Problem statement → All of the records below need to be copied exactly.

===

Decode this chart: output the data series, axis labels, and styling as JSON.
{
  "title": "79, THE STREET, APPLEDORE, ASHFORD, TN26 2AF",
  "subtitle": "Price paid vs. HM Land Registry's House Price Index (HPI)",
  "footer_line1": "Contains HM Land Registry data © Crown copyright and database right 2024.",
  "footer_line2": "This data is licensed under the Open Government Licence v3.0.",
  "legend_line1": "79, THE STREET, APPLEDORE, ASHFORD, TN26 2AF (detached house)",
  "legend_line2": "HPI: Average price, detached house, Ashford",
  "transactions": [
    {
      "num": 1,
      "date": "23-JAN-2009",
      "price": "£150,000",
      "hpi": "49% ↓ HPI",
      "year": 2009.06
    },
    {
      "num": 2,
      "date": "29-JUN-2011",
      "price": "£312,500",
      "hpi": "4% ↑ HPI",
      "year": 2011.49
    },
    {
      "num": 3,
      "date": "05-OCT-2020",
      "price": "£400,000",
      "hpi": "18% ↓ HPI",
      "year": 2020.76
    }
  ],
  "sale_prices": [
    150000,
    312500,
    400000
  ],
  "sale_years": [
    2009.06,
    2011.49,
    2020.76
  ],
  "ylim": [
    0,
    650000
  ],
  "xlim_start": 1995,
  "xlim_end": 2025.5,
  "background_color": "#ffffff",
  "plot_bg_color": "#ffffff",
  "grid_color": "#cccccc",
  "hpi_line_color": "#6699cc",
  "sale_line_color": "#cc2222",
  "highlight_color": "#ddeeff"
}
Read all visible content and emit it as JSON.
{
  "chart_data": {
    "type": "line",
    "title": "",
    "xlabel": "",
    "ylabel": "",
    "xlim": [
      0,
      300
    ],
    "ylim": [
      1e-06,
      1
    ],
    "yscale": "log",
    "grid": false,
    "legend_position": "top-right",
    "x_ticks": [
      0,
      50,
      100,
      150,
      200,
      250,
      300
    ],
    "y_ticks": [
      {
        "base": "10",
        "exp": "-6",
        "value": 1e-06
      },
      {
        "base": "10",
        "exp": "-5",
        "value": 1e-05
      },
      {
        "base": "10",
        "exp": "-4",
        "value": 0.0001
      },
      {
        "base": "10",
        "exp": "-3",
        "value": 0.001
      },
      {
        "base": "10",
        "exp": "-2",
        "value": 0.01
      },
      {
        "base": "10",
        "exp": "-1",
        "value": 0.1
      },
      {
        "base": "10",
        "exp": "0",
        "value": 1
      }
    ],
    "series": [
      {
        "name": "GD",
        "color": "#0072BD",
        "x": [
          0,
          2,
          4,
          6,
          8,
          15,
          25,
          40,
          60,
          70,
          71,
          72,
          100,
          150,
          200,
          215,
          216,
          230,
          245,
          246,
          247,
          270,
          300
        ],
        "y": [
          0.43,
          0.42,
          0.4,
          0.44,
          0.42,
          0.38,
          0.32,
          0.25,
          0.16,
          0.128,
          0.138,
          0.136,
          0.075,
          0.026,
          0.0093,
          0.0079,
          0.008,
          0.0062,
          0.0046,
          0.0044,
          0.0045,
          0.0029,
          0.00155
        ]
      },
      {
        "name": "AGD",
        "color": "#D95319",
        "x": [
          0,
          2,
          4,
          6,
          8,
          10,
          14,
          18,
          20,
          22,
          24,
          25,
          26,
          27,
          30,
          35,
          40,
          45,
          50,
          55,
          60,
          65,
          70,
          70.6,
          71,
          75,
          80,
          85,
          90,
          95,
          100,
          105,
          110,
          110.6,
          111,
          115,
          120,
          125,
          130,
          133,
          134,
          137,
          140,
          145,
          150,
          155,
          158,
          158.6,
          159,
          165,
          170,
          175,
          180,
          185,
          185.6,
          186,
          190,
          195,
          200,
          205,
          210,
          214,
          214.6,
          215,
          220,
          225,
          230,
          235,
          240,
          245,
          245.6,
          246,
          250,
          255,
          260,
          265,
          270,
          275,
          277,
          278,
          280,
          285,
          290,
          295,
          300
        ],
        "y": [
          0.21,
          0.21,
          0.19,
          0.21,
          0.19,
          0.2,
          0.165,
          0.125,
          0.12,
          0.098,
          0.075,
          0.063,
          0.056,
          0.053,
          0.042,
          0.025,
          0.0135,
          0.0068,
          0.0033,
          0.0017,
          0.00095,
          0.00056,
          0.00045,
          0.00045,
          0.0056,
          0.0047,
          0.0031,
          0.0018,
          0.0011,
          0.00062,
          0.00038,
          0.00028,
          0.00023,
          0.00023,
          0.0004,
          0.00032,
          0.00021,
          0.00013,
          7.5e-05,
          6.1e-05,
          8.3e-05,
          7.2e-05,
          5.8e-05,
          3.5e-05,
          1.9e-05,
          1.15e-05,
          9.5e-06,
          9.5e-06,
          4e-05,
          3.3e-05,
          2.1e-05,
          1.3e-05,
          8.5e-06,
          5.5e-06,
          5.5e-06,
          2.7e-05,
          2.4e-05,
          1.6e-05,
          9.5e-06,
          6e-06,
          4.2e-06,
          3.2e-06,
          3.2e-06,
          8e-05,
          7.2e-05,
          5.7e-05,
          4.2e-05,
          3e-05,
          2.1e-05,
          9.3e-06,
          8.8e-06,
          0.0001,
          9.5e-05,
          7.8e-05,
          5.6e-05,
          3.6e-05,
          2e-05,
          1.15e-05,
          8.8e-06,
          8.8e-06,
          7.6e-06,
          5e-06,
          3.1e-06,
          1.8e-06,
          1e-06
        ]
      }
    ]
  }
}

===

Task solution →
Decode this chart: output the data series, axis labels, and styling as JSON.
{
  "title": "79, THE STREET, APPLEDORE, ASHFORD, TN26 2AF",
  "subtitle": "Price paid vs. HM Land Registry's House Price Index (HPI)",
  "footer_line1": "Contains HM Land Registry data © Crown copyright and database right 2024.",
  "footer_line2": "This data is licensed under the Open Government Licence v3.0.",
  "legend_line1": "79, THE STREET, APPLEDORE, ASHFORD, TN26 2AF (detached house)",
  "legend_line2": "HPI: Average price, detached house, Ashford",
  "transactions": [
    {
      "num": 1,
      "date": "23-JAN-2009",
      "price": "£150,000",
      "hpi": "49% ↓ HPI",
      "year": 2009.06
    },
    {
      "num": 2,
      "date": "29-JUN-2011",
      "price": "£312,500",
      "hpi": "4% ↑ HPI",
      "year": 2011.49
    },
    {
      "num": 3,
      "date": "05-OCT-2020",
      "price": "£400,000",
      "hpi": "18% ↓ HPI",
      "year": 2020.76
    }
  ],
  "sale_prices": [
    150000,
    312500,
    400000
  ],
  "sale_years": [
    2009.06,
    2011.49,
    2020.76
  ],
  "ylim": [
    0,
    650000
  ],
  "xlim_start": 1995,
  "xlim_end": 2025.5,
  "background_color": "#ffffff",
  "plot_bg_color": "#ffffff",
  "grid_color": "#cccccc",
  "hpi_line_color": "#6699cc",
  "sale_line_color": "#cc2222",
  "highlight_color": "#ddeeff"
}
Read all visible content and emit it as JSON.
{
  "chart_data": {
    "type": "line",
    "title": "",
    "xlabel": "",
    "ylabel": "",
    "xlim": [
      0,
      300
    ],
    "ylim": [
      1e-06,
      1
    ],
    "yscale": "log",
    "grid": false,
    "legend_position": "top-right",
    "x_ticks": [
      0,
      50,
      100,
      150,
      200,
      250,
      300
    ],
    "y_ticks": [
      {
        "base": "10",
        "exp": "-6",
        "value": 1e-06
      },
      {
        "base": "10",
        "exp": "-5",
        "value": 1e-05
      },
      {
        "base": "10",
        "exp": "-4",
        "value": 0.0001
      },
      {
        "base": "10",
        "exp": "-3",
        "value": 0.001
      },
      {
        "base": "10",
        "exp": "-2",
        "value": 0.01
      },
      {
        "base": "10",
        "exp": "-1",
        "value": 0.1
      },
      {
        "base": "10",
        "exp": "0",
        "value": 1
      }
    ],
    "series": [
      {
        "name": "GD",
        "color": "#0072BD",
        "x": [
          0,
          2,
          4,
          6,
          8,
          15,
          25,
          40,
          60,
          70,
          71,
          72,
          100,
          150,
          200,
          215,
          216,
          230,
          245,
          246,
          247,
          270,
          300
        ],
        "y": [
          0.43,
          0.42,
          0.4,
          0.44,
          0.42,
          0.38,
          0.32,
          0.25,
          0.16,
          0.128,
          0.138,
          0.136,
          0.075,
          0.026,
          0.0093,
          0.0079,
          0.008,
          0.0062,
          0.0046,
          0.0044,
          0.0045,
          0.0029,
          0.00155
        ]
      },
      {
        "name": "AGD",
        "color": "#D95319",
        "x": [
          0,
          2,
          4,
          6,
          8,
          10,
          14,
          18,
          20,
          22,
          24,
          25,
          26,
          27,
          30,
          35,
          40,
          45,
          50,
          55,
          60,
          65,
          70,
          70.6,
          71,
          75,
          80,
          85,
          90,
          95,
          100,
          105,
          110,
          110.6,
          111,
          115,
          120,
          125,
          130,
          133,
          134,
          137,
          140,
          145,
          150,
          155,
          158,
          158.6,
          159,
          165,
          170,
          175,
          180,
          185,
          185.6,
          186,
          190,
          195,
          200,
          205,
          210,
          214,
          214.6,
          215,
          220,
          225,
          230,
          235,
          240,
          245,
          245.6,
          246,
          250,
          255,
          260,
          265,
          270,
          275,
          277,
          278,
          280,
          285,
          290,
          295,
          300
        ],
        "y": [
          0.21,
          0.21,
          0.19,
          0.21,
          0.19,
          0.2,
          0.165,
          0.125,
          0.12,
          0.098,
          0.075,
          0.063,
          0.056,
          0.053,
          0.042,
          0.025,
          0.0135,
          0.0068,
          0.0033,
          0.0017,
          0.00095,
          0.00056,
          0.00045,
          0.00045,
          0.0056,
          0.0047,
          0.0031,
          0.0018,
          0.0011,
          0.00062,
          0.00038,
          0.00028,
          0.00023,
          0.00023,
          0.0004,
          0.00032,
          0.00021,
          0.00013,
          7.5e-05,
          6.1e-05,
          8.3e-05,
          7.2e-05,
          5.8e-05,
          3.5e-05,
          1.9e-05,
          1.15e-05,
          9.5e-06,
          9.5e-06,
          4e-05,
          3.3e-05,
          2.1e-05,
          1.3e-05,
          8.5e-06,
          5.5e-06,
          5.5e-06,
          2.7e-05,
          2.4e-05,
          1.6e-05,
          9.5e-06,
          6e-06,
          4.2e-06,
          3.2e-06,
          3.2e-06,
          8e-05,
          7.2e-05,
          5.7e-05,
          4.2e-05,
          3e-05,
          2.1e-05,
          9.3e-06,
          8.8e-06,
          0.0001,
          9.5e-05,
          7.8e-05,
          5.6e-05,
          3.6e-05,
          2e-05,
          1.15e-05,
          8.8e-06,
          8.8e-06,
          7.6e-06,
          5e-06,
          3.1e-06,
          1.8e-06,
          1e-06
        ]
      }
    ]
  }
}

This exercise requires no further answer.